• [PROBLEM]: Print out each record below, unaltered and complete, without its images.

• [RECORDS FOR THIS EXERCISE]:
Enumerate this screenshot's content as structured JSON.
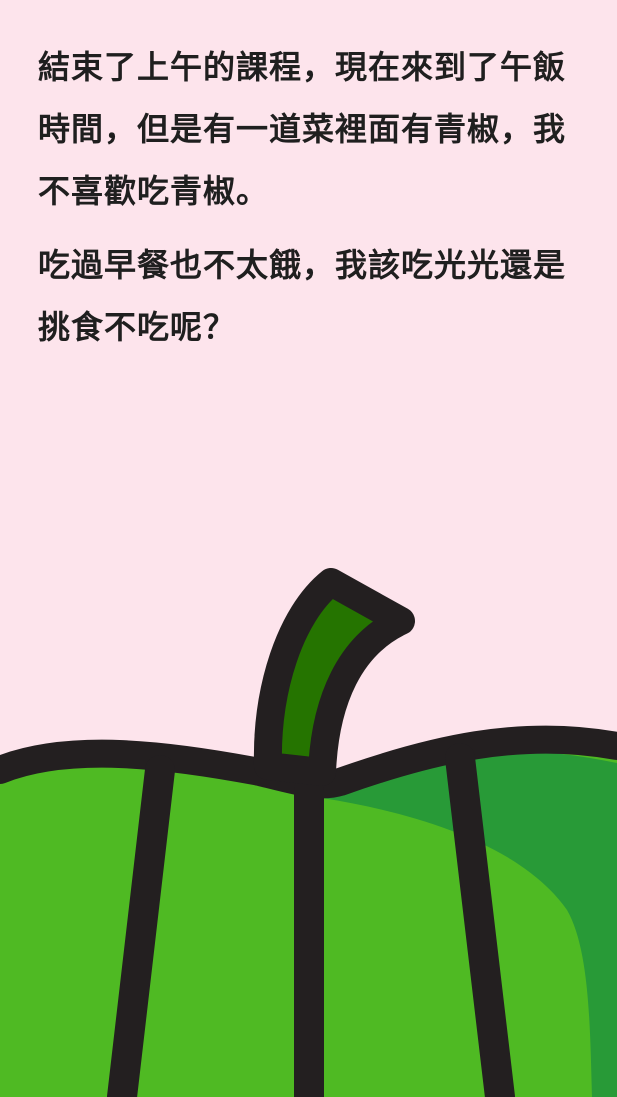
{
  "story": {
    "paragraph_1": "結束了上午的課程，現在來到了午飯時間，但是有一道菜裡面有青椒，我不喜歡吃青椒。",
    "paragraph_2": "吃過早餐也不太餓，我該吃光光還是挑食不吃呢？"
  },
  "illustration": {
    "icon": "green-pepper-icon",
    "colors": {
      "background": "#fde4ec",
      "pepper_green": "#4fba23",
      "pepper_shade": "#289a37",
      "stem_green": "#257400",
      "outline": "#231f20"
    }
  }
}
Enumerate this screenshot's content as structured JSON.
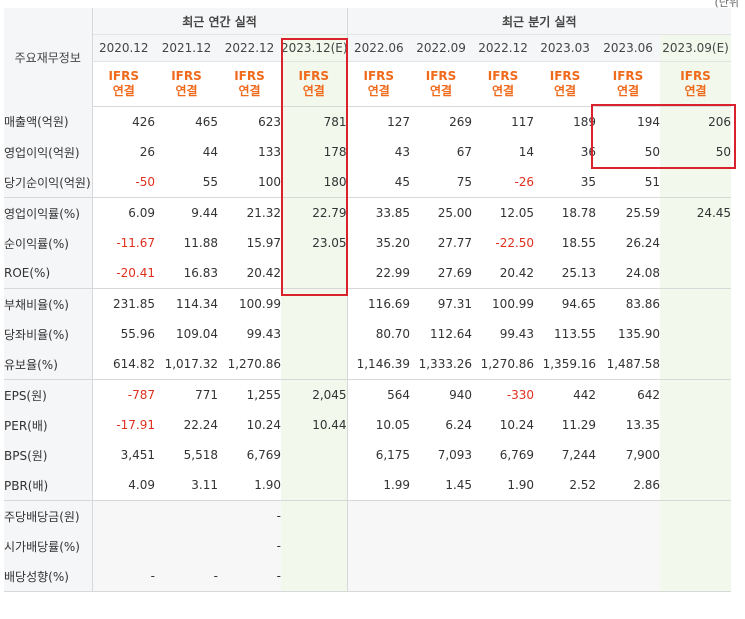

• [ANSWER TO THE EXERCISE]:
Enumerate this screenshot's content as structured JSON.
{
  "story": {
    "paragraph_1": "結束了上午的課程，現在來到了午飯時間，但是有一道菜裡面有青椒，我不喜歡吃青椒。",
    "paragraph_2": "吃過早餐也不太餓，我該吃光光還是挑食不吃呢？"
  },
  "illustration": {
    "icon": "green-pepper-icon",
    "colors": {
      "background": "#fde4ec",
      "pepper_green": "#4fba23",
      "pepper_shade": "#289a37",
      "stem_green": "#257400",
      "outline": "#231f20"
    }
  }
}
Enumerate this screenshot's content as structured JSON.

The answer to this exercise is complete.